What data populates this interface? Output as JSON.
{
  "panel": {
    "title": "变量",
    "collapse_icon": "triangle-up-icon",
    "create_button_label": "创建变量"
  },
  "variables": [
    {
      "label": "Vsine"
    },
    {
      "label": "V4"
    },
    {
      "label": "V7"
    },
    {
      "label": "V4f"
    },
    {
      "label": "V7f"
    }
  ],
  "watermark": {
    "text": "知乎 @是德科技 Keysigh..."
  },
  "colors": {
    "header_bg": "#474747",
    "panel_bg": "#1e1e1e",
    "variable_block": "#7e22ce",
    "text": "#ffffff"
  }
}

..........

What you are asked to do: Above are some records; repeat all of them exactly.

Solution below:
What data populates this interface? Output as JSON.
{
  "panel": {
    "title": "变量",
    "collapse_icon": "triangle-up-icon",
    "create_button_label": "创建变量"
  },
  "variables": [
    {
      "label": "Vsine"
    },
    {
      "label": "V4"
    },
    {
      "label": "V7"
    },
    {
      "label": "V4f"
    },
    {
      "label": "V7f"
    }
  ],
  "watermark": {
    "text": "知乎 @是德科技 Keysigh..."
  },
  "colors": {
    "header_bg": "#474747",
    "panel_bg": "#1e1e1e",
    "variable_block": "#7e22ce",
    "text": "#ffffff"
  }
}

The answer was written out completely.